WHAT THE TASK ASKS: Return the records in full, exactly as given.

╭─ MATERIAL

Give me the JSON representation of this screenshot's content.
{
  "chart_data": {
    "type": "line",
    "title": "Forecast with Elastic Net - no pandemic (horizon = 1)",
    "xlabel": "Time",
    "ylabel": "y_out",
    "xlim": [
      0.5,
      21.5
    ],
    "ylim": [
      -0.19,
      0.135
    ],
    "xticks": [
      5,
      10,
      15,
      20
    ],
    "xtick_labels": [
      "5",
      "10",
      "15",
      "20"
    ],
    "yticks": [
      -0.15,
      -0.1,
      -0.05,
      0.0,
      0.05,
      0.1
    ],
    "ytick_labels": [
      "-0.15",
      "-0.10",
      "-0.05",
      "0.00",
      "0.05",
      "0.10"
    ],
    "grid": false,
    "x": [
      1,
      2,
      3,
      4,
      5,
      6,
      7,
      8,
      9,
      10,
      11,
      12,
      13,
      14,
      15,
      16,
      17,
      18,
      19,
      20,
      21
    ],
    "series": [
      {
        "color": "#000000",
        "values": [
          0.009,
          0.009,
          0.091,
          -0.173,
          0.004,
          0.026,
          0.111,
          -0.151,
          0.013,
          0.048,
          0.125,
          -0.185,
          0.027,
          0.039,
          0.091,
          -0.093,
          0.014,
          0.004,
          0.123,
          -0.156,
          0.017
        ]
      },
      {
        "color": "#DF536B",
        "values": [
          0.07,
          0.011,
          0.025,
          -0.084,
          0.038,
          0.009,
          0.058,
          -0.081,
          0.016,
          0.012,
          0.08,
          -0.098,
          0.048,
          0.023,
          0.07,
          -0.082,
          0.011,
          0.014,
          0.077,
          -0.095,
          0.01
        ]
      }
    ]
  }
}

╰─

RESULT FOR THIS EXERCISE:
Give me the JSON representation of this screenshot's content.
{
  "chart_data": {
    "type": "line",
    "title": "Forecast with Elastic Net - no pandemic (horizon = 1)",
    "xlabel": "Time",
    "ylabel": "y_out",
    "xlim": [
      0.5,
      21.5
    ],
    "ylim": [
      -0.19,
      0.135
    ],
    "xticks": [
      5,
      10,
      15,
      20
    ],
    "xtick_labels": [
      "5",
      "10",
      "15",
      "20"
    ],
    "yticks": [
      -0.15,
      -0.1,
      -0.05,
      0.0,
      0.05,
      0.1
    ],
    "ytick_labels": [
      "-0.15",
      "-0.10",
      "-0.05",
      "0.00",
      "0.05",
      "0.10"
    ],
    "grid": false,
    "x": [
      1,
      2,
      3,
      4,
      5,
      6,
      7,
      8,
      9,
      10,
      11,
      12,
      13,
      14,
      15,
      16,
      17,
      18,
      19,
      20,
      21
    ],
    "series": [
      {
        "color": "#000000",
        "values": [
          0.009,
          0.009,
          0.091,
          -0.173,
          0.004,
          0.026,
          0.111,
          -0.151,
          0.013,
          0.048,
          0.125,
          -0.185,
          0.027,
          0.039,
          0.091,
          -0.093,
          0.014,
          0.004,
          0.123,
          -0.156,
          0.017
        ]
      },
      {
        "color": "#DF536B",
        "values": [
          0.07,
          0.011,
          0.025,
          -0.084,
          0.038,
          0.009,
          0.058,
          -0.081,
          0.016,
          0.012,
          0.08,
          -0.098,
          0.048,
          0.023,
          0.07,
          -0.082,
          0.011,
          0.014,
          0.077,
          -0.095,
          0.01
        ]
      }
    ]
  }
}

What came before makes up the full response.